◆ Your goal:
Reproduce all of the data exactly, with no line skipped.

## begin Given records

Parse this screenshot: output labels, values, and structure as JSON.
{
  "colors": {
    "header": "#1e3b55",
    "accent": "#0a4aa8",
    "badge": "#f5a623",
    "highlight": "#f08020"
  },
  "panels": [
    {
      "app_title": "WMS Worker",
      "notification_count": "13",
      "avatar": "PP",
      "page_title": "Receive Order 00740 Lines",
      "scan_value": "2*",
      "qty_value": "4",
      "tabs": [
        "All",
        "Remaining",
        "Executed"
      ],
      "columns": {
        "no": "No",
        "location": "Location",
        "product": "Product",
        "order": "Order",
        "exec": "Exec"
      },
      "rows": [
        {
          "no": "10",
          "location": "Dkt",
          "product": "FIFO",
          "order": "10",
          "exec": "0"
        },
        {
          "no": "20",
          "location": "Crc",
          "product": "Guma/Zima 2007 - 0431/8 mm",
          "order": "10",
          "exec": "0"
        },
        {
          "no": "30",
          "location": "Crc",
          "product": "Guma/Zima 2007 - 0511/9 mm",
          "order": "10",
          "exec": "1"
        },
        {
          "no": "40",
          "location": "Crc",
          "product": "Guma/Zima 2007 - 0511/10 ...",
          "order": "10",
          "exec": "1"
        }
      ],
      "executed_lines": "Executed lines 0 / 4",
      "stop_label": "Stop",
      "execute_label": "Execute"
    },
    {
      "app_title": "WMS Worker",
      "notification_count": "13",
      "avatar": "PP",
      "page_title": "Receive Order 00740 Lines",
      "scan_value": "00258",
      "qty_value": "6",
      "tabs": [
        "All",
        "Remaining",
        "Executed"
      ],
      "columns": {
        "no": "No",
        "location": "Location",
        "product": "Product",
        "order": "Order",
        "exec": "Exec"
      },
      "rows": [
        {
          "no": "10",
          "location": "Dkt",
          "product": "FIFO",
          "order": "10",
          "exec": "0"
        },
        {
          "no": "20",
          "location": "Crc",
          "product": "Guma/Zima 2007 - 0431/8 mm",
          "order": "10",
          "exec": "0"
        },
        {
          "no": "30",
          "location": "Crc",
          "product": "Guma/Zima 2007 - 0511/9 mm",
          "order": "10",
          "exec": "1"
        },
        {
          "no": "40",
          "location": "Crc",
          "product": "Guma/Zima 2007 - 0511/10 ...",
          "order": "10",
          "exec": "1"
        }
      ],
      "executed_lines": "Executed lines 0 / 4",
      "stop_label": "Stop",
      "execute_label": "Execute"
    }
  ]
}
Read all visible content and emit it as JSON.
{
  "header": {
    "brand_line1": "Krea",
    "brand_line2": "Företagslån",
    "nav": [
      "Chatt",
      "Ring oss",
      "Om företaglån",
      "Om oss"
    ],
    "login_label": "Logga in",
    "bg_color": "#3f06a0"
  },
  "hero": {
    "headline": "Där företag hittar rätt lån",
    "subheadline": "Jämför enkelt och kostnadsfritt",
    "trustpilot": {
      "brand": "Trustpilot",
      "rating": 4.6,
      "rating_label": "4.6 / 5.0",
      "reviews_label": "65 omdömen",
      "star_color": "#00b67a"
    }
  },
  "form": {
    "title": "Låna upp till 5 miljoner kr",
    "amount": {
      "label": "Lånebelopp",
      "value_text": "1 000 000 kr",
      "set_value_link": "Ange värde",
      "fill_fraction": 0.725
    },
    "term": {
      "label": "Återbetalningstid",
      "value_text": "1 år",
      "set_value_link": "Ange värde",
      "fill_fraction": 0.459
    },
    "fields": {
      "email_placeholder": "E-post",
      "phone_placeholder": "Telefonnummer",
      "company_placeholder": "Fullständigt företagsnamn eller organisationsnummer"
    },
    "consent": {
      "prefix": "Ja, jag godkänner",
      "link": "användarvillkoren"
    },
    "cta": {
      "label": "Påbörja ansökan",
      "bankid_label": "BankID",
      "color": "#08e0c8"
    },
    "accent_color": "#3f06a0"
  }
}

## end Given records

◆ Task solution:
Parse this screenshot: output labels, values, and structure as JSON.
{
  "colors": {
    "header": "#1e3b55",
    "accent": "#0a4aa8",
    "badge": "#f5a623",
    "highlight": "#f08020"
  },
  "panels": [
    {
      "app_title": "WMS Worker",
      "notification_count": "13",
      "avatar": "PP",
      "page_title": "Receive Order 00740 Lines",
      "scan_value": "2*",
      "qty_value": "4",
      "tabs": [
        "All",
        "Remaining",
        "Executed"
      ],
      "columns": {
        "no": "No",
        "location": "Location",
        "product": "Product",
        "order": "Order",
        "exec": "Exec"
      },
      "rows": [
        {
          "no": "10",
          "location": "Dkt",
          "product": "FIFO",
          "order": "10",
          "exec": "0"
        },
        {
          "no": "20",
          "location": "Crc",
          "product": "Guma/Zima 2007 - 0431/8 mm",
          "order": "10",
          "exec": "0"
        },
        {
          "no": "30",
          "location": "Crc",
          "product": "Guma/Zima 2007 - 0511/9 mm",
          "order": "10",
          "exec": "1"
        },
        {
          "no": "40",
          "location": "Crc",
          "product": "Guma/Zima 2007 - 0511/10 ...",
          "order": "10",
          "exec": "1"
        }
      ],
      "executed_lines": "Executed lines 0 / 4",
      "stop_label": "Stop",
      "execute_label": "Execute"
    },
    {
      "app_title": "WMS Worker",
      "notification_count": "13",
      "avatar": "PP",
      "page_title": "Receive Order 00740 Lines",
      "scan_value": "00258",
      "qty_value": "6",
      "tabs": [
        "All",
        "Remaining",
        "Executed"
      ],
      "columns": {
        "no": "No",
        "location": "Location",
        "product": "Product",
        "order": "Order",
        "exec": "Exec"
      },
      "rows": [
        {
          "no": "10",
          "location": "Dkt",
          "product": "FIFO",
          "order": "10",
          "exec": "0"
        },
        {
          "no": "20",
          "location": "Crc",
          "product": "Guma/Zima 2007 - 0431/8 mm",
          "order": "10",
          "exec": "0"
        },
        {
          "no": "30",
          "location": "Crc",
          "product": "Guma/Zima 2007 - 0511/9 mm",
          "order": "10",
          "exec": "1"
        },
        {
          "no": "40",
          "location": "Crc",
          "product": "Guma/Zima 2007 - 0511/10 ...",
          "order": "10",
          "exec": "1"
        }
      ],
      "executed_lines": "Executed lines 0 / 4",
      "stop_label": "Stop",
      "execute_label": "Execute"
    }
  ]
}
Read all visible content and emit it as JSON.
{
  "header": {
    "brand_line1": "Krea",
    "brand_line2": "Företagslån",
    "nav": [
      "Chatt",
      "Ring oss",
      "Om företaglån",
      "Om oss"
    ],
    "login_label": "Logga in",
    "bg_color": "#3f06a0"
  },
  "hero": {
    "headline": "Där företag hittar rätt lån",
    "subheadline": "Jämför enkelt och kostnadsfritt",
    "trustpilot": {
      "brand": "Trustpilot",
      "rating": 4.6,
      "rating_label": "4.6 / 5.0",
      "reviews_label": "65 omdömen",
      "star_color": "#00b67a"
    }
  },
  "form": {
    "title": "Låna upp till 5 miljoner kr",
    "amount": {
      "label": "Lånebelopp",
      "value_text": "1 000 000 kr",
      "set_value_link": "Ange värde",
      "fill_fraction": 0.725
    },
    "term": {
      "label": "Återbetalningstid",
      "value_text": "1 år",
      "set_value_link": "Ange värde",
      "fill_fraction": 0.459
    },
    "fields": {
      "email_placeholder": "E-post",
      "phone_placeholder": "Telefonnummer",
      "company_placeholder": "Fullständigt företagsnamn eller organisationsnummer"
    },
    "consent": {
      "prefix": "Ja, jag godkänner",
      "link": "användarvillkoren"
    },
    "cta": {
      "label": "Påbörja ansökan",
      "bankid_label": "BankID",
      "color": "#08e0c8"
    },
    "accent_color": "#3f06a0"
  }
}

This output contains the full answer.